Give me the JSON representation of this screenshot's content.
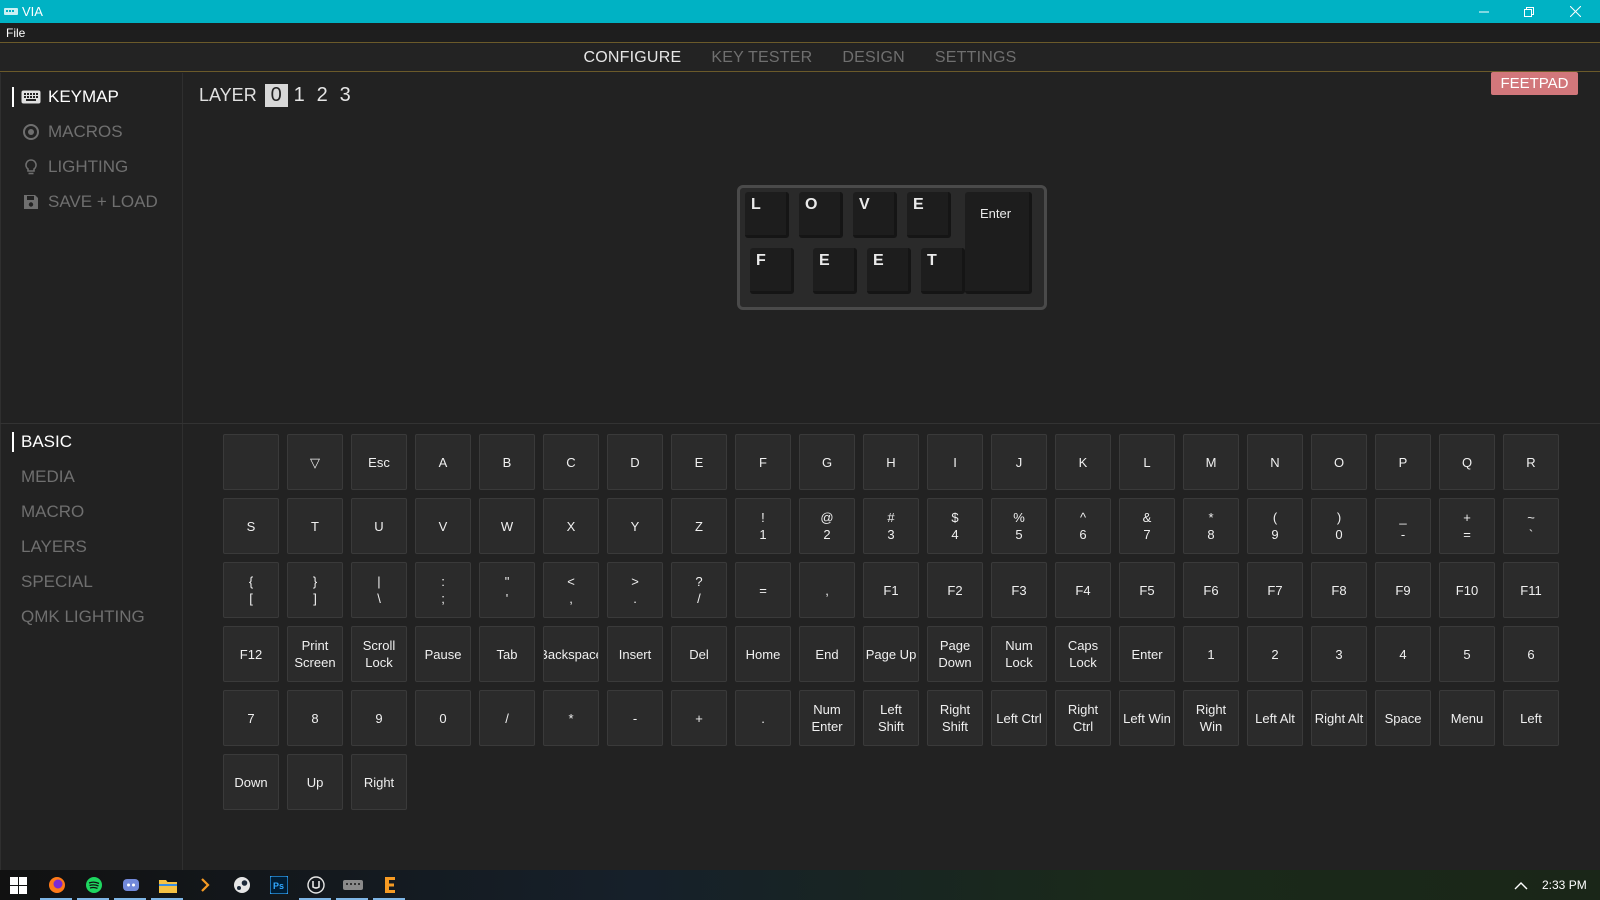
{
  "window": {
    "title": "VIA"
  },
  "menu": {
    "file": "File"
  },
  "nav": {
    "tabs": [
      "CONFIGURE",
      "KEY TESTER",
      "DESIGN",
      "SETTINGS"
    ],
    "active": 0
  },
  "sidebar": {
    "items": [
      {
        "label": "KEYMAP",
        "icon": "keyboard-icon"
      },
      {
        "label": "MACROS",
        "icon": "circle-dot-icon"
      },
      {
        "label": "LIGHTING",
        "icon": "lightbulb-icon"
      },
      {
        "label": "SAVE + LOAD",
        "icon": "floppy-disk-icon"
      }
    ]
  },
  "layer": {
    "label": "LAYER",
    "numbers": [
      "0",
      "1",
      "2",
      "3"
    ],
    "active": 0
  },
  "device": {
    "name": "FEETPAD"
  },
  "keyboard": {
    "row1": [
      "L",
      "O",
      "V",
      "E"
    ],
    "row2": [
      "F",
      "E",
      "E",
      "T"
    ],
    "enter": "Enter"
  },
  "categories": [
    "BASIC",
    "MEDIA",
    "MACRO",
    "LAYERS",
    "SPECIAL",
    "QMK LIGHTING"
  ],
  "keys": [
    [
      "",
      "▽",
      "Esc",
      "A",
      "B",
      "C",
      "D",
      "E",
      "F",
      "G",
      "H",
      "I",
      "J",
      "K",
      "L",
      "M",
      "N",
      "O",
      "P",
      "Q",
      "R"
    ],
    [
      "S",
      "T",
      "U",
      "V",
      "W",
      "X",
      "Y",
      "Z",
      "!\n1",
      "@\n2",
      "#\n3",
      "$\n4",
      "%\n5",
      "^\n6",
      "&\n7",
      "*\n8",
      "(\n9",
      ")\n0",
      "_\n-",
      "+\n=",
      "~\n`"
    ],
    [
      "{\n[",
      "}\n]",
      "|\n\\",
      ":\n;",
      "\"\n'",
      "<\n,",
      ">\n.",
      "?\n/",
      "=",
      ",",
      "F1",
      "F2",
      "F3",
      "F4",
      "F5",
      "F6",
      "F7",
      "F8",
      "F9",
      "F10",
      "F11"
    ],
    [
      "F12",
      "Print\nScreen",
      "Scroll\nLock",
      "Pause",
      "Tab",
      "Backspace",
      "Insert",
      "Del",
      "Home",
      "End",
      "Page Up",
      "Page\nDown",
      "Num\nLock",
      "Caps\nLock",
      "Enter",
      "1",
      "2",
      "3",
      "4",
      "5",
      "6"
    ],
    [
      "7",
      "8",
      "9",
      "0",
      "/",
      "*",
      "-",
      "+",
      ".",
      "Num\nEnter",
      "Left\nShift",
      "Right\nShift",
      "Left Ctrl",
      "Right\nCtrl",
      "Left Win",
      "Right\nWin",
      "Left Alt",
      "Right Alt",
      "Space",
      "Menu",
      "Left"
    ],
    [
      "Down",
      "Up",
      "Right"
    ]
  ],
  "taskbar": {
    "icons": [
      "windows-start-icon",
      "firefox-icon",
      "spotify-icon",
      "discord-icon",
      "file-explorer-icon",
      "chevron-right-icon",
      "steam-icon",
      "photoshop-icon",
      "unreal-icon",
      "via-icon",
      "epic-icon"
    ],
    "time": "2:33 PM"
  },
  "colors": {
    "titlebar": "#00b2c4",
    "badge": "#d2777b",
    "background": "#222222"
  }
}
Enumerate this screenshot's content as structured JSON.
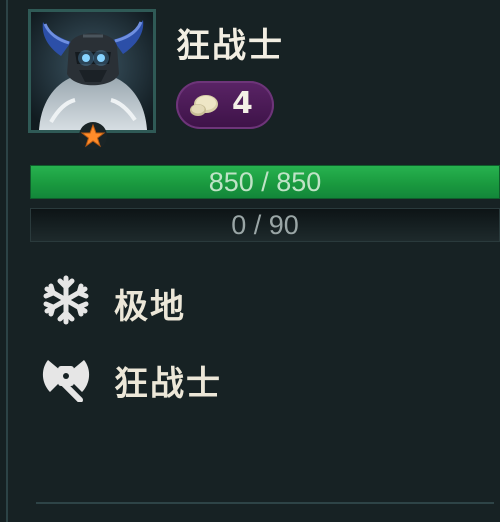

____

* EXERCISE GOAL
Give back all entries exactly. No pictures belong in the copy.

* THE ANSWER
Give me the JSON representation of this screenshot's content.
{
  "window": {
    "title": "VIA"
  },
  "menu": {
    "file": "File"
  },
  "nav": {
    "tabs": [
      "CONFIGURE",
      "KEY TESTER",
      "DESIGN",
      "SETTINGS"
    ],
    "active": 0
  },
  "sidebar": {
    "items": [
      {
        "label": "KEYMAP",
        "icon": "keyboard-icon"
      },
      {
        "label": "MACROS",
        "icon": "circle-dot-icon"
      },
      {
        "label": "LIGHTING",
        "icon": "lightbulb-icon"
      },
      {
        "label": "SAVE + LOAD",
        "icon": "floppy-disk-icon"
      }
    ]
  },
  "layer": {
    "label": "LAYER",
    "numbers": [
      "0",
      "1",
      "2",
      "3"
    ],
    "active": 0
  },
  "device": {
    "name": "FEETPAD"
  },
  "keyboard": {
    "row1": [
      "L",
      "O",
      "V",
      "E"
    ],
    "row2": [
      "F",
      "E",
      "E",
      "T"
    ],
    "enter": "Enter"
  },
  "categories": [
    "BASIC",
    "MEDIA",
    "MACRO",
    "LAYERS",
    "SPECIAL",
    "QMK LIGHTING"
  ],
  "keys": [
    [
      "",
      "▽",
      "Esc",
      "A",
      "B",
      "C",
      "D",
      "E",
      "F",
      "G",
      "H",
      "I",
      "J",
      "K",
      "L",
      "M",
      "N",
      "O",
      "P",
      "Q",
      "R"
    ],
    [
      "S",
      "T",
      "U",
      "V",
      "W",
      "X",
      "Y",
      "Z",
      "!\n1",
      "@\n2",
      "#\n3",
      "$\n4",
      "%\n5",
      "^\n6",
      "&\n7",
      "*\n8",
      "(\n9",
      ")\n0",
      "_\n-",
      "+\n=",
      "~\n`"
    ],
    [
      "{\n[",
      "}\n]",
      "|\n\\",
      ":\n;",
      "\"\n'",
      "<\n,",
      ">\n.",
      "?\n/",
      "=",
      ",",
      "F1",
      "F2",
      "F3",
      "F4",
      "F5",
      "F6",
      "F7",
      "F8",
      "F9",
      "F10",
      "F11"
    ],
    [
      "F12",
      "Print\nScreen",
      "Scroll\nLock",
      "Pause",
      "Tab",
      "Backspace",
      "Insert",
      "Del",
      "Home",
      "End",
      "Page Up",
      "Page\nDown",
      "Num\nLock",
      "Caps\nLock",
      "Enter",
      "1",
      "2",
      "3",
      "4",
      "5",
      "6"
    ],
    [
      "7",
      "8",
      "9",
      "0",
      "/",
      "*",
      "-",
      "+",
      ".",
      "Num\nEnter",
      "Left\nShift",
      "Right\nShift",
      "Left Ctrl",
      "Right\nCtrl",
      "Left Win",
      "Right\nWin",
      "Left Alt",
      "Right Alt",
      "Space",
      "Menu",
      "Left"
    ],
    [
      "Down",
      "Up",
      "Right"
    ]
  ],
  "taskbar": {
    "icons": [
      "windows-start-icon",
      "firefox-icon",
      "spotify-icon",
      "discord-icon",
      "file-explorer-icon",
      "chevron-right-icon",
      "steam-icon",
      "photoshop-icon",
      "unreal-icon",
      "via-icon",
      "epic-icon"
    ],
    "time": "2:33 PM"
  },
  "colors": {
    "titlebar": "#00b2c4",
    "badge": "#d2777b",
    "background": "#222222"
  }
}
Enumerate this screenshot's content as structured JSON.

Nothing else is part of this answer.